# [Dataset items]
· · · ·

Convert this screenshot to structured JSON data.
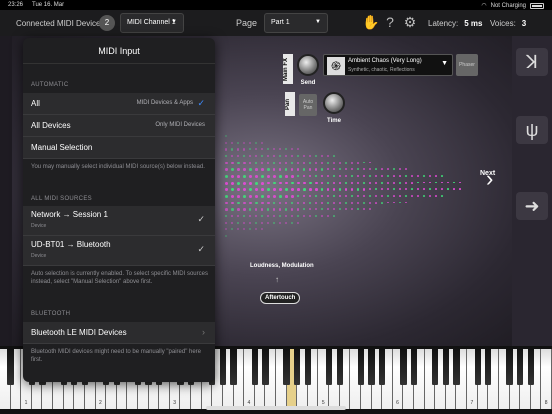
{
  "status": {
    "time": "23:26",
    "date": "Tue 16. Mar",
    "charging": "Not Charging",
    "battery_icon": "battery-icon",
    "wifi_icon": "wifi-icon"
  },
  "toolbar": {
    "connected_label": "Connected MIDI Devices:",
    "connected_count": "2",
    "channel_value": "MIDI Channel 1",
    "page_label": "Page",
    "page_value": "Part 1",
    "latency_label": "Latency:",
    "latency_value": "5 ms",
    "voices_label": "Voices:",
    "voices_value": "3"
  },
  "fx": {
    "main_fx_label": "Main FX",
    "send_label": "Send",
    "preset_name": "Ambient Chaos (Very Long)",
    "preset_sub": "Synthetic, chaotic, Reflections",
    "phaser_label": "Phaser",
    "pan_label": "Pan",
    "autopan_line1": "Auto",
    "autopan_line2": "Pan",
    "time_label": "Time"
  },
  "stage": {
    "next_label": "Next",
    "modulation_label": "Loudness, Modulation",
    "aftertouch_label": "Aftertouch"
  },
  "midi_panel": {
    "title": "MIDI Input",
    "automatic_header": "AUTOMATIC",
    "options": [
      {
        "label": "All",
        "detail": "MIDI Devices & Apps",
        "selected": true
      },
      {
        "label": "All Devices",
        "detail": "Only MIDI Devices",
        "selected": false
      },
      {
        "label": "Manual Selection",
        "detail": "",
        "selected": false
      }
    ],
    "manual_note": "You may manually select individual MIDI source(s) below instead.",
    "all_sources_header": "ALL MIDI SOURCES",
    "sources": [
      {
        "label": "Network → Session 1",
        "sub": "Device"
      },
      {
        "label": "UD-BT01 → Bluetooth",
        "sub": "Device"
      }
    ],
    "auto_note": "Auto selection is currently enabled. To select specific MIDI sources instead, select \"Manual Selection\" above first.",
    "bluetooth_header": "BLUETOOTH",
    "bluetooth_row": "Bluetooth LE MIDI Devices",
    "bluetooth_note": "Bluetooth MIDI devices might need to be manually \"paired\" here first."
  },
  "keyboard": {
    "octave_labels": [
      "1",
      "2",
      "3",
      "4",
      "5",
      "6",
      "7",
      "8"
    ]
  },
  "colors": {
    "accent_blue": "#3d8bff",
    "dot_pink": "#e24bd6",
    "dot_green": "#3fe07a"
  }
}
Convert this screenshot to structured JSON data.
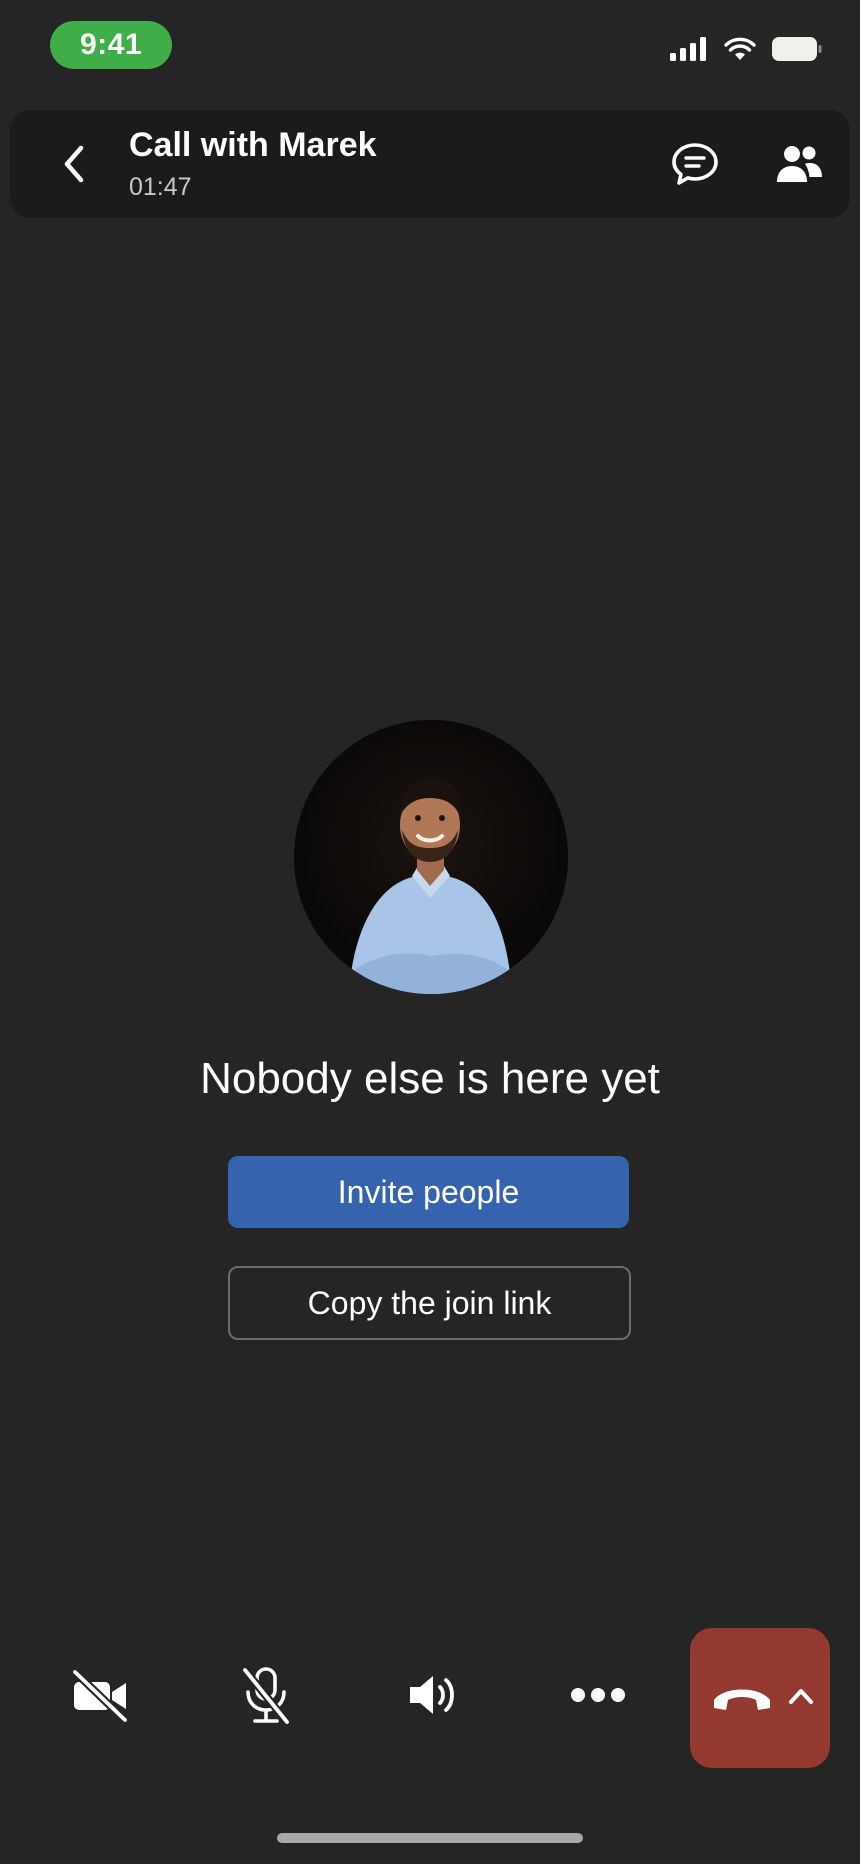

· · · ·

# [PROBLEM TO SOLVE]
Retype the entries word for word. Omit any images.

# [FINISHED ANSWER]
Convert this screenshot to structured JSON data.
{
  "status": {
    "time": "23:26",
    "date": "Tue 16. Mar",
    "charging": "Not Charging",
    "battery_icon": "battery-icon",
    "wifi_icon": "wifi-icon"
  },
  "toolbar": {
    "connected_label": "Connected MIDI Devices:",
    "connected_count": "2",
    "channel_value": "MIDI Channel 1",
    "page_label": "Page",
    "page_value": "Part 1",
    "latency_label": "Latency:",
    "latency_value": "5 ms",
    "voices_label": "Voices:",
    "voices_value": "3"
  },
  "fx": {
    "main_fx_label": "Main FX",
    "send_label": "Send",
    "preset_name": "Ambient Chaos (Very Long)",
    "preset_sub": "Synthetic, chaotic, Reflections",
    "phaser_label": "Phaser",
    "pan_label": "Pan",
    "autopan_line1": "Auto",
    "autopan_line2": "Pan",
    "time_label": "Time"
  },
  "stage": {
    "next_label": "Next",
    "modulation_label": "Loudness, Modulation",
    "aftertouch_label": "Aftertouch"
  },
  "midi_panel": {
    "title": "MIDI Input",
    "automatic_header": "AUTOMATIC",
    "options": [
      {
        "label": "All",
        "detail": "MIDI Devices & Apps",
        "selected": true
      },
      {
        "label": "All Devices",
        "detail": "Only MIDI Devices",
        "selected": false
      },
      {
        "label": "Manual Selection",
        "detail": "",
        "selected": false
      }
    ],
    "manual_note": "You may manually select individual MIDI source(s) below instead.",
    "all_sources_header": "ALL MIDI SOURCES",
    "sources": [
      {
        "label": "Network → Session 1",
        "sub": "Device"
      },
      {
        "label": "UD-BT01 → Bluetooth",
        "sub": "Device"
      }
    ],
    "auto_note": "Auto selection is currently enabled. To select specific MIDI sources instead, select \"Manual Selection\" above first.",
    "bluetooth_header": "BLUETOOTH",
    "bluetooth_row": "Bluetooth LE MIDI Devices",
    "bluetooth_note": "Bluetooth MIDI devices might need to be manually \"paired\" here first."
  },
  "keyboard": {
    "octave_labels": [
      "1",
      "2",
      "3",
      "4",
      "5",
      "6",
      "7",
      "8"
    ]
  },
  "colors": {
    "accent_blue": "#3d8bff",
    "dot_pink": "#e24bd6",
    "dot_green": "#3fe07a"
  }
}
Convert this screenshot to structured JSON data.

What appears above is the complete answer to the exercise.